* _Problems to solve_
1. In the Supreme Court article, which justice wrote the decision in Lawrence v. Texas?
2. Copy out, word for word, the lines in the records beginning at the line that has "watermark: 中国社会科学院旅游研究中心 (651, 585, 992, 619)" and stopping after the line that has "y-tick-label: 60.0% (33, 168, 85, 187)".

* _Extract_

_ _ _ _ _

Surprise!
Supreme Court Upholds Rule of Law


Lawrence v. Texas 1
Stogner  v. California 2
United States et al. v. American Library Association, Inc., et al 3
The Kansas "Romeo and Juliet" Case 4
Schools are Not Very Gay Places 5

In its final week of the recent session, the US Supreme Court handed down two decisions of extreme importance. In Stogner  v. California (01-1757) the court ruled that the government can’t retroactively void statutes of limitations in criminal cases.  In Lawrence v. Texas (02-102) it ruled that it is no longer a crime to be gay.

Technically the Lawrence decision held that the Texas statute which had made it a crime for two persons of the same sex to engage in certain intimate sexual conduct violates the Due Process Clause of the 14th Amendment.

In a decision filled with unusually strong and unequivocal phrases Justice Anthony Kennedy wrote: “The petitioners are entitled to respect for their private lives. The state cannot demean their existence or control their destiny by making their private sexual conduct a crime.” The drafters of the Constitution, he said, “knew times can blind us to certain truths and later generations can see that laws once thought necessary and proper in fact serve only to oppress. As the Constitution endures, persons in every generation can invoke its principles in their own search for greater freedom.”

This decision was joined by Justices Stevens, Souter, Ginsburg, and Breyer. Justice O’Connor concurred in overturning the Texas law, but did so under the narrower position taken in Romer v. Evans (which held that the state has no compelling interest in singling out gays for discrimination.) This was not surprising, as she had voted with the majority in the Bowers v. Hardwick case in 1986.

_ _ _ _ _

* _Data supplied_
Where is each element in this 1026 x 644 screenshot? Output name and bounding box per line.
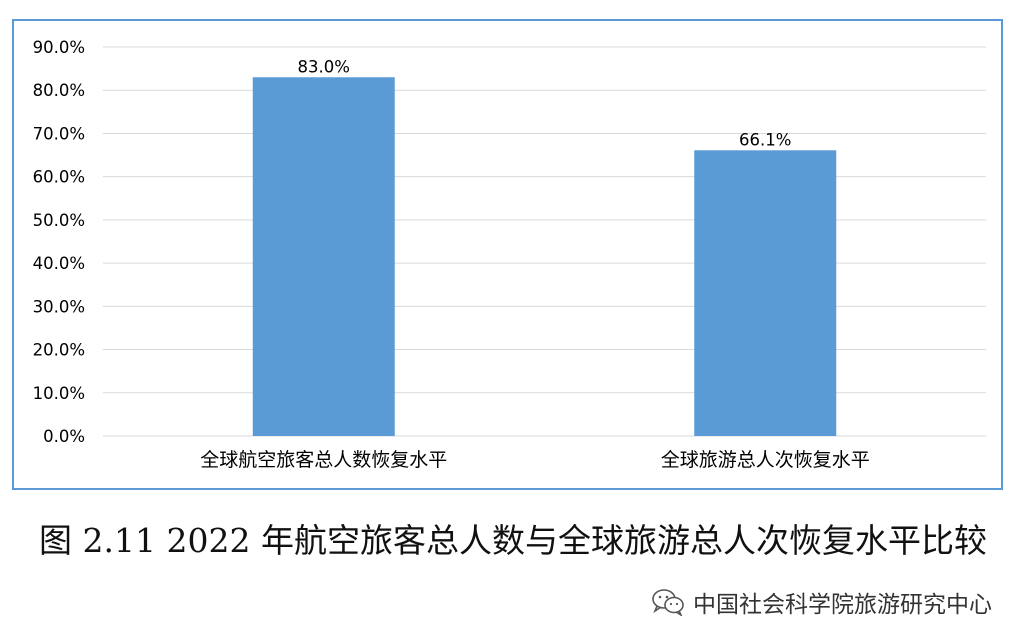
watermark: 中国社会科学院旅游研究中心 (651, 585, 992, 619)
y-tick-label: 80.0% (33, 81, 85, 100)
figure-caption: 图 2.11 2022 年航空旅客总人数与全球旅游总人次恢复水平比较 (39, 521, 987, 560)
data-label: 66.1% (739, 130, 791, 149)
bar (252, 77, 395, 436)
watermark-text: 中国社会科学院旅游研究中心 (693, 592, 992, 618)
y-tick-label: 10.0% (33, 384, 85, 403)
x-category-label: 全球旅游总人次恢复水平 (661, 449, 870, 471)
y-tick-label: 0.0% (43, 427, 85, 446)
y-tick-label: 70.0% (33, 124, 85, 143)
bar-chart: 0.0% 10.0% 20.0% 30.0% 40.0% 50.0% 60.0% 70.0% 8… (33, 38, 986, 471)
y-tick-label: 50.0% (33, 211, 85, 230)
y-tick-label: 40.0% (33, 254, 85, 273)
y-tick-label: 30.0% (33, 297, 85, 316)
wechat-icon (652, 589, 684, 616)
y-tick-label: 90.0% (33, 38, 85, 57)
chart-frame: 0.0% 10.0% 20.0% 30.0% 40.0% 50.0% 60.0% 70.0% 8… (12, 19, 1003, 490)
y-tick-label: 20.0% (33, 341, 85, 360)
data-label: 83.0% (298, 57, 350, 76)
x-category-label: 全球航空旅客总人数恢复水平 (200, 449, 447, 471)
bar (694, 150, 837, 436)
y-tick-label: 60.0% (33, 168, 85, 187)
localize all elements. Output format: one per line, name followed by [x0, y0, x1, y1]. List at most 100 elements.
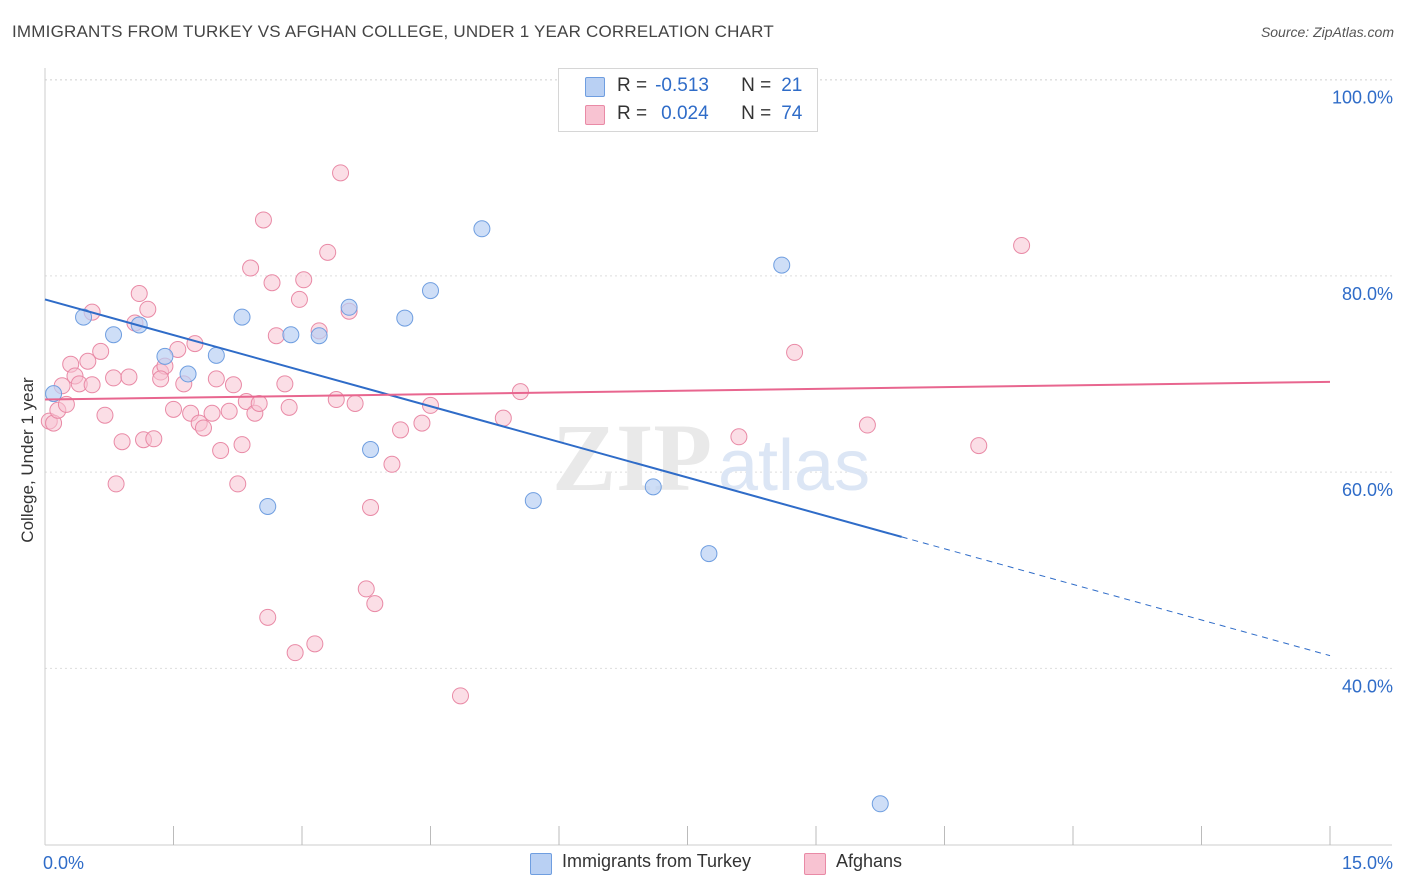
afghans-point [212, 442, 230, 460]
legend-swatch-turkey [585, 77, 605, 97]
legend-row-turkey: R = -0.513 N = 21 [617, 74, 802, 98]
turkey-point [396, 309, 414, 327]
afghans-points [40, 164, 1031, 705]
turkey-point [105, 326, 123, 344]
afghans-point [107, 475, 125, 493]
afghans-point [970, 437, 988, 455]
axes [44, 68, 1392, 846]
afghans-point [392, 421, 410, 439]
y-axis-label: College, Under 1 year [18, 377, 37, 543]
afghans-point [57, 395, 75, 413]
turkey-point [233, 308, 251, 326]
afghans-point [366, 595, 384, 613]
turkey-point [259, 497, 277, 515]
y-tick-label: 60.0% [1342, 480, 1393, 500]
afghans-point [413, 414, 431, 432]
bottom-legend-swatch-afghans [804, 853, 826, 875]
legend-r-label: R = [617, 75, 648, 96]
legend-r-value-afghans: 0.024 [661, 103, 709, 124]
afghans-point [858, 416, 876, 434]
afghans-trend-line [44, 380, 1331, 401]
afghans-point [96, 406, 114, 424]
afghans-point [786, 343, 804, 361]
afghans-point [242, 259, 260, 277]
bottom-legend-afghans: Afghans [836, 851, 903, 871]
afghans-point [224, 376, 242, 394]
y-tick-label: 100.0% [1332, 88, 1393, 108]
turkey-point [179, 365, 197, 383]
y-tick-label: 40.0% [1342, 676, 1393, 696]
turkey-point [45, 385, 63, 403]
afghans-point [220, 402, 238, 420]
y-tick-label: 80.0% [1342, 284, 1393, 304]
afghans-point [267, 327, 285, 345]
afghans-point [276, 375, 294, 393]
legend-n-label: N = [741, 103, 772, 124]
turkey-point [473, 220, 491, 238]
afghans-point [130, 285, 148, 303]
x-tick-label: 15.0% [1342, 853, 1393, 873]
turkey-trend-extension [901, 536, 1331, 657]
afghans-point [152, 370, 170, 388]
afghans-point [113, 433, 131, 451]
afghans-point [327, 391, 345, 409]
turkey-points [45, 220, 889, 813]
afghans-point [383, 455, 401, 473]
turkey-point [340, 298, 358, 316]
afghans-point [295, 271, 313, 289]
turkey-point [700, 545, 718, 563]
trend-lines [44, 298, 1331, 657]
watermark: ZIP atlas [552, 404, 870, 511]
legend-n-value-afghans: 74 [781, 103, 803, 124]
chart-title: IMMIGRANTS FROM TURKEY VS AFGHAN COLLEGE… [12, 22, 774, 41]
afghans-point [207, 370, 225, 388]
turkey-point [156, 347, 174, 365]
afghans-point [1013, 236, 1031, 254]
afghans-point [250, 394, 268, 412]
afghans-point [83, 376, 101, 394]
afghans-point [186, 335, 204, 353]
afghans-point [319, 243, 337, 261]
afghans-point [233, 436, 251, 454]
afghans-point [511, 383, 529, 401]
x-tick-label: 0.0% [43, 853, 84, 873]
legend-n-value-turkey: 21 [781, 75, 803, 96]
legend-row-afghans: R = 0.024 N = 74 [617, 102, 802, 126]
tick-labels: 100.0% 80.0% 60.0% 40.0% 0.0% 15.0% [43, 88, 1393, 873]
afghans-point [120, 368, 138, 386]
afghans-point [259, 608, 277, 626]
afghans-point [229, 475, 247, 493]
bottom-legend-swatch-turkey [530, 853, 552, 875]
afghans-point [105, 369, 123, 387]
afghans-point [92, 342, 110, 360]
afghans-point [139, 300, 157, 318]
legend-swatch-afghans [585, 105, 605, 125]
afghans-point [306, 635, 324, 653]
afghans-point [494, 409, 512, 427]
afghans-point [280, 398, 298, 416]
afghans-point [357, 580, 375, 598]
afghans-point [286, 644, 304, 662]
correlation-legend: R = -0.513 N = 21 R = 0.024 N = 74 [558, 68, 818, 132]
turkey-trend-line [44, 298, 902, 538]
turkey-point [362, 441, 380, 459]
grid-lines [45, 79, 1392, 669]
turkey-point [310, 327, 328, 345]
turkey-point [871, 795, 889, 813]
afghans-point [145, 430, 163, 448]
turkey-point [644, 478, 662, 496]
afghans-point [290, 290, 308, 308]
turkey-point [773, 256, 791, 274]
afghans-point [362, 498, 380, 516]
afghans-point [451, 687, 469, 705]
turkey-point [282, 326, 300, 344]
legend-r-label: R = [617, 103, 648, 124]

_ _ _ _ _

* _List of solutions_
1. Justice Anthony Kennedy

2.
watermark: 中国社会科学院旅游研究中心 (651, 585, 992, 619)
y-tick-label: 80.0% (33, 81, 85, 100)
figure-caption: 图 2.11 2022 年航空旅客总人数与全球旅游总人次恢复水平比较 (39, 521, 987, 560)
data-label: 66.1% (739, 130, 791, 149)
bar (252, 77, 395, 436)
watermark-text: 中国社会科学院旅游研究中心 (693, 592, 992, 618)
y-tick-label: 10.0% (33, 384, 85, 403)
x-category-label: 全球旅游总人次恢复水平 (661, 449, 870, 471)
y-tick-label: 0.0% (43, 427, 85, 446)
y-tick-label: 70.0% (33, 124, 85, 143)
bar-chart: 0.0% 10.0% 20.0% 30.0% 40.0% 50.0% 60.0% 70.0% 8… (33, 38, 986, 471)
y-tick-label: 50.0% (33, 211, 85, 230)
y-tick-label: 40.0% (33, 254, 85, 273)
y-tick-label: 30.0% (33, 297, 85, 316)
wechat-icon (652, 589, 684, 616)
y-tick-label: 90.0% (33, 38, 85, 57)
chart-frame: 0.0% 10.0% 20.0% 30.0% 40.0% 50.0% 60.0% 70.0% 8… (12, 19, 1003, 490)
y-tick-label: 20.0% (33, 341, 85, 360)
data-label: 83.0% (298, 57, 350, 76)
x-category-label: 全球航空旅客总人数恢复水平 (200, 449, 447, 471)
bar (694, 150, 837, 436)
y-tick-label: 60.0% (33, 168, 85, 187)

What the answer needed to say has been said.